(Some records)
* START *

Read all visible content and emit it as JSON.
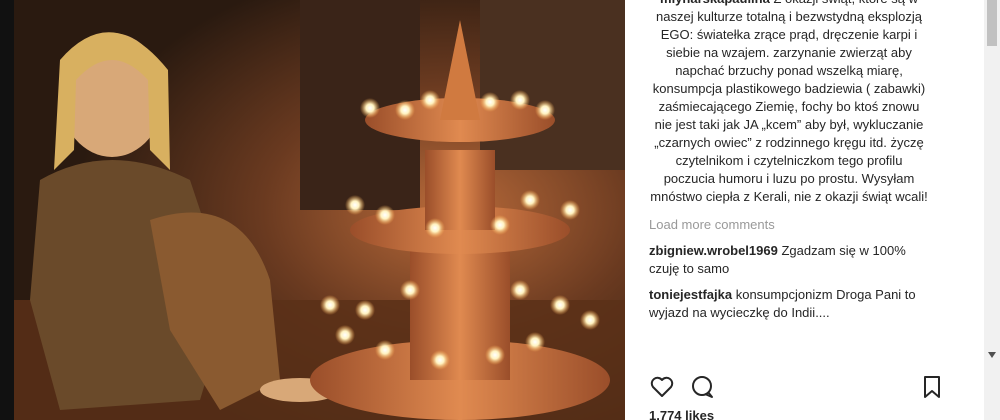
{
  "post": {
    "caption": {
      "username": "mlynarskapaulina",
      "text": "Z okazji świąt, które są w naszej kulturze totalną i bezwstydną eksplozją EGO: światełka zrące prąd, dręczenie karpi i siebie na wzajem. zarzynanie zwierząt aby napchać brzuchy ponad wszelką miarę, konsumpcja plastikowego badziewia ( zabawki) zaśmiecającego Ziemię, fochy bo ktoś znowu nie jest taki jak JA „kcem” aby był, wykluczanie „czarnych owiec” z rodzinnego kręgu itd. życzę czytelnikom i czytelniczkom tego profilu poczucia humoru i luzu po prostu. Wysyłam mnóstwo ciepła z Kerali, nie z okazji świąt wcali!"
    },
    "load_more": "Load more comments",
    "comments": [
      {
        "username": "zbigniew.wrobel1969",
        "text": "Zgadzam się w 100% czuję to samo"
      },
      {
        "username": "toniejestfajka",
        "text": "konsumpcjonizm Droga Pani to wyjazd na wycieczkę do Indii...."
      }
    ],
    "likes": "1,774 likes"
  },
  "icons": {
    "like": "heart-icon",
    "comment": "comment-icon",
    "save": "bookmark-icon"
  },
  "colors": {
    "text": "#262626",
    "muted": "#999999",
    "flame": "#fff2c0",
    "lamp": "#c9753a"
  }
}
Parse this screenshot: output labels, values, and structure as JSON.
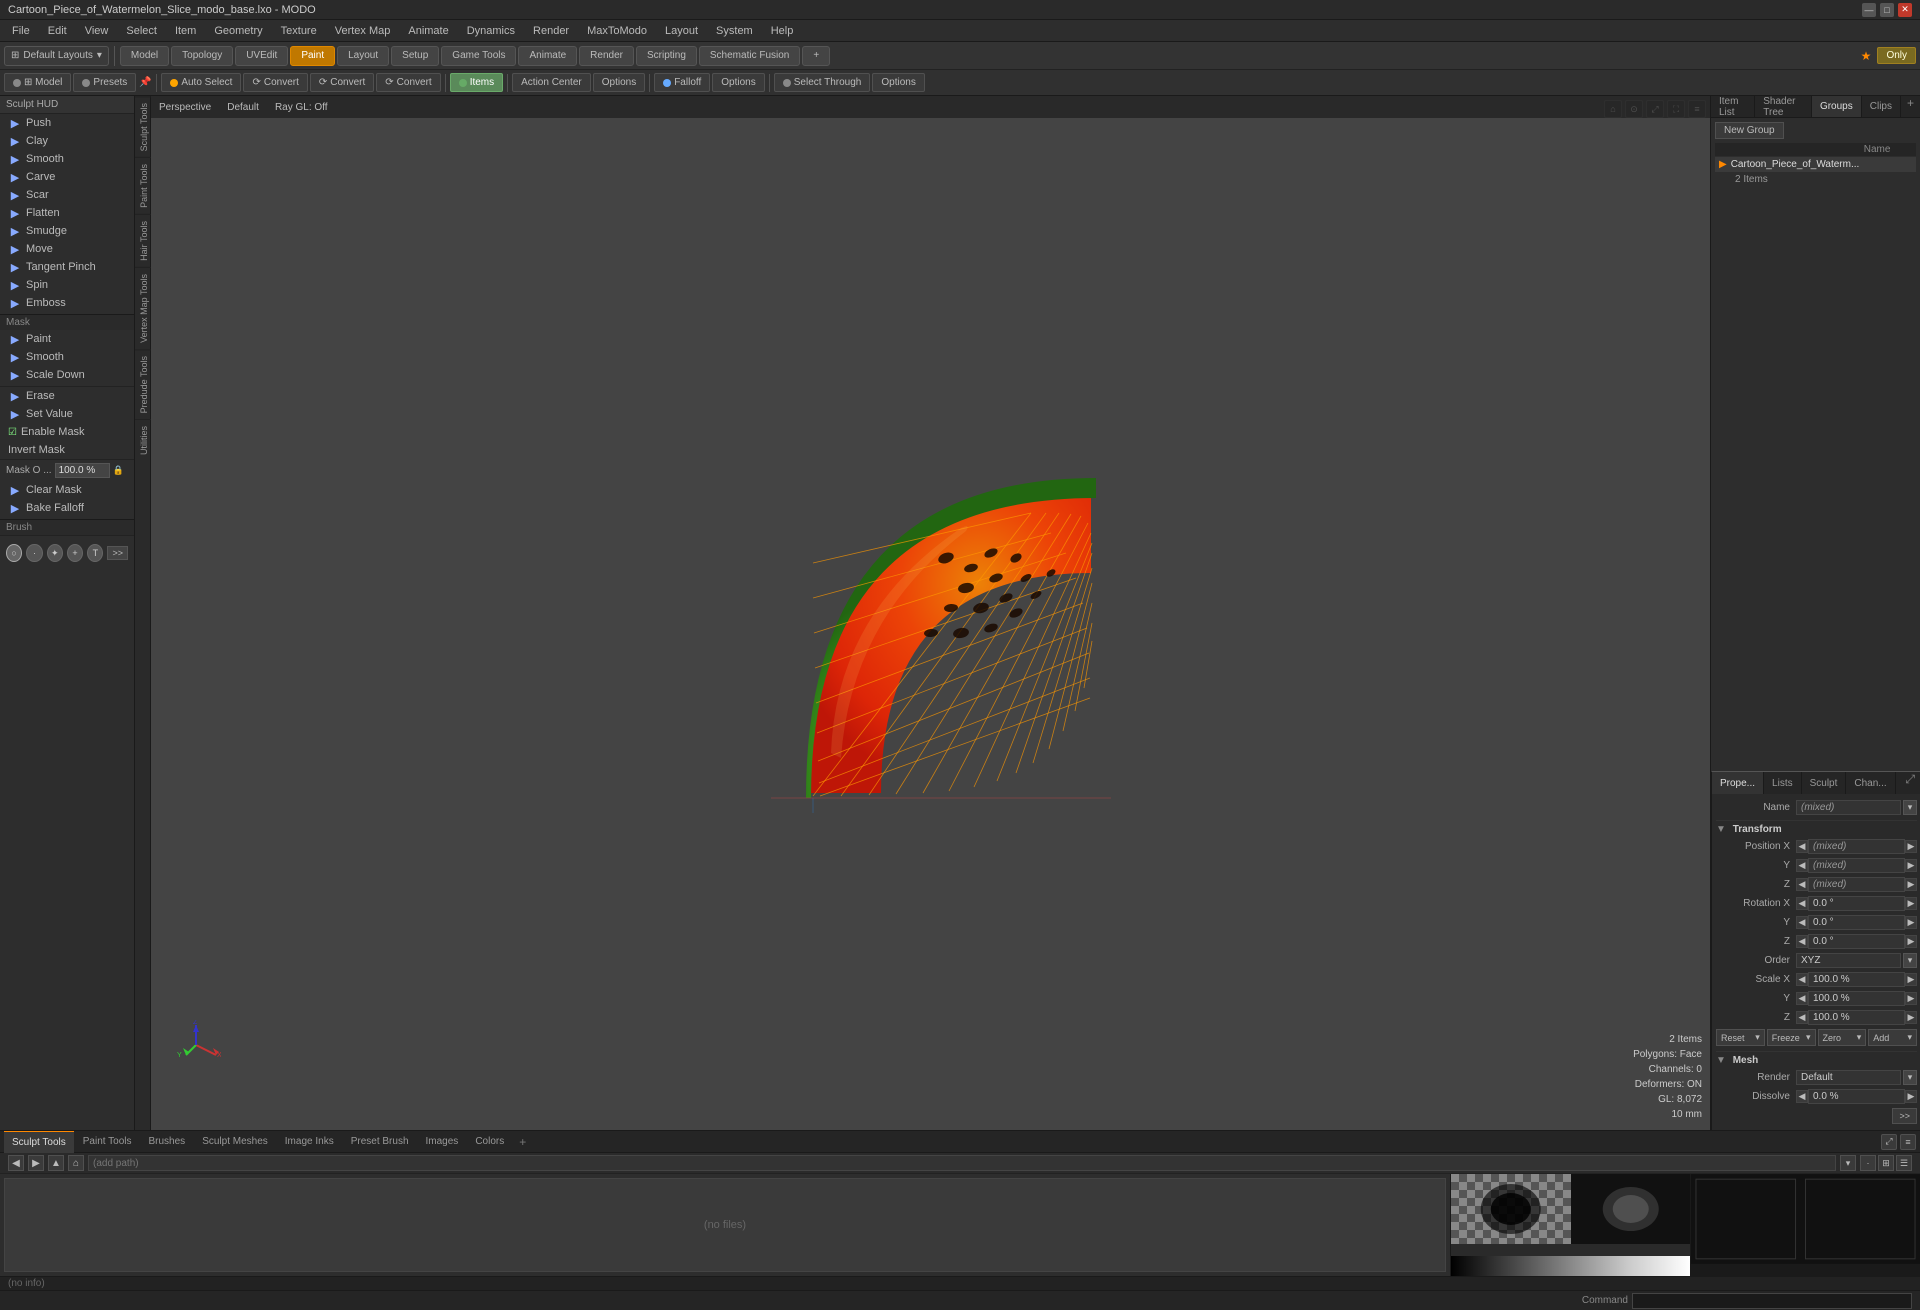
{
  "app": {
    "title": "Cartoon_Piece_of_Watermelon_Slice_modo_base.lxo - MODO",
    "min": "—",
    "max": "□",
    "close": "✕"
  },
  "menubar": {
    "items": [
      "File",
      "Edit",
      "View",
      "Select",
      "Item",
      "Geometry",
      "Texture",
      "Vertex Map",
      "Animate",
      "Dynamics",
      "Render",
      "MaxToModo",
      "Layout",
      "System",
      "Help"
    ]
  },
  "toolbar1": {
    "presets_label": "Default Layouts",
    "star_label": "★",
    "only_label": "Only"
  },
  "modetabs": {
    "tabs": [
      "Model",
      "Topology",
      "UVEdit",
      "Paint",
      "Layout",
      "Setup",
      "Game Tools",
      "Animate",
      "Render",
      "Scripting",
      "Schematic Fusion"
    ],
    "active": "Paint",
    "add": "+"
  },
  "toolbar2": {
    "buttons": [
      {
        "label": "Auto Select",
        "icon": "◉",
        "active": false
      },
      {
        "label": "Convert",
        "icon": "⟳",
        "active": false
      },
      {
        "label": "Convert",
        "icon": "⟳",
        "active": false
      },
      {
        "label": "Convert",
        "icon": "⟳",
        "active": false
      },
      {
        "label": "Items",
        "icon": "◆",
        "active": true
      },
      {
        "label": "Action Center",
        "active": false
      },
      {
        "label": "Options",
        "active": false
      },
      {
        "label": "Falloff",
        "active": false
      },
      {
        "label": "Options",
        "active": false
      },
      {
        "label": "Select Through",
        "active": false
      },
      {
        "label": "Options",
        "active": false
      }
    ]
  },
  "left_sidebar": {
    "hud_label": "Sculpt HUD",
    "tools": [
      {
        "name": "Push",
        "icon": "⬤"
      },
      {
        "name": "Clay",
        "icon": "⬤"
      },
      {
        "name": "Smooth",
        "icon": "⬤"
      },
      {
        "name": "Carve",
        "icon": "⬤"
      },
      {
        "name": "Scar",
        "icon": "⬤"
      },
      {
        "name": "Flatten",
        "icon": "⬤"
      },
      {
        "name": "Smudge",
        "icon": "⬤"
      },
      {
        "name": "Move",
        "icon": "⬤"
      },
      {
        "name": "Tangent Pinch",
        "icon": "⬤"
      },
      {
        "name": "Spin",
        "icon": "⬤"
      },
      {
        "name": "Emboss",
        "icon": "⬤"
      }
    ],
    "mask_section": "Mask",
    "mask_tools": [
      {
        "name": "Paint",
        "icon": "⬤"
      },
      {
        "name": "Smooth",
        "icon": "⬤"
      },
      {
        "name": "Scale Down",
        "icon": "⬤"
      }
    ],
    "erase_tools": [
      {
        "name": "Erase",
        "icon": "⬤"
      },
      {
        "name": "Set Value",
        "icon": "⬤"
      }
    ],
    "enable_mask_label": "Enable Mask",
    "invert_mask_label": "Invert Mask",
    "mask_opacity_label": "Mask O ...",
    "mask_opacity_value": "100.0 %",
    "clear_mask_label": "Clear Mask",
    "bake_falloff_label": "Bake Falloff",
    "brush_section": "Brush"
  },
  "side_tabs": [
    "Sculpt Tools",
    "Paint Tools",
    "Hair Tools",
    "Vertex Map Tools",
    "Predude Tools",
    "Utilities"
  ],
  "viewport": {
    "label_perspective": "Perspective",
    "label_default": "Default",
    "raygl": "Ray GL: Off",
    "info_items": "2 Items",
    "info_polygons": "Polygons: Face",
    "info_channels": "Channels: 0",
    "info_deformers": "Deformers: ON",
    "info_gl": "GL: 8,072",
    "info_distance": "10 mm"
  },
  "right_panel": {
    "tabs": [
      "Item List",
      "Shader Tree",
      "Groups",
      "Clips"
    ],
    "active_tab": "Groups",
    "add_btn": "+",
    "new_group_btn": "New Group",
    "table_cols": [
      "",
      "",
      "",
      "Name"
    ],
    "group_item_icon": "▶",
    "group_item_name": "Cartoon_Piece_of_Waterm...",
    "group_item_count": "2 Items"
  },
  "props_panel": {
    "tabs": [
      "Prope...",
      "Lists",
      "Sculpt",
      "Chan..."
    ],
    "active_tab": "Prope...",
    "expand_btn": "⤢",
    "name_label": "Name",
    "name_value": "(mixed)",
    "transform_section": "Transform",
    "pos_x_label": "Position X",
    "pos_x_value": "(mixed)",
    "pos_y_label": "Y",
    "pos_y_value": "(mixed)",
    "pos_z_label": "Z",
    "pos_z_value": "(mixed)",
    "rot_x_label": "Rotation X",
    "rot_x_value": "0.0 °",
    "rot_y_label": "Y",
    "rot_y_value": "0.0 °",
    "rot_z_label": "Z",
    "rot_z_value": "0.0 °",
    "order_label": "Order",
    "order_value": "XYZ",
    "scale_x_label": "Scale X",
    "scale_x_value": "100.0 %",
    "scale_y_label": "Y",
    "scale_y_value": "100.0 %",
    "scale_z_label": "Z",
    "scale_z_value": "100.0 %",
    "reset_btn": "Reset",
    "freeze_btn": "Freeze",
    "zero_btn": "Zero",
    "add_btn": "Add",
    "mesh_section": "Mesh",
    "render_label": "Render",
    "render_value": "Default",
    "dissolve_label": "Dissolve",
    "dissolve_value": "0.0 %"
  },
  "bottom_panel": {
    "tabs": [
      "Sculpt Tools",
      "Paint Tools",
      "Brushes",
      "Sculpt Meshes",
      "Image Inks",
      "Preset Brush",
      "Images",
      "Colors"
    ],
    "active_tab": "Sculpt Tools",
    "add_btn": "+",
    "path_placeholder": "(add path)",
    "no_files": "(no files)",
    "status_info": "(no info)"
  },
  "statusbar": {
    "info": "",
    "command_label": "Command",
    "command_placeholder": ""
  }
}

* END *

* _Set problem_
List every line from the entries above in which "comments" appears.

* _Solution to this exercise_
    "load_more": "Load more comments",
    "comments": [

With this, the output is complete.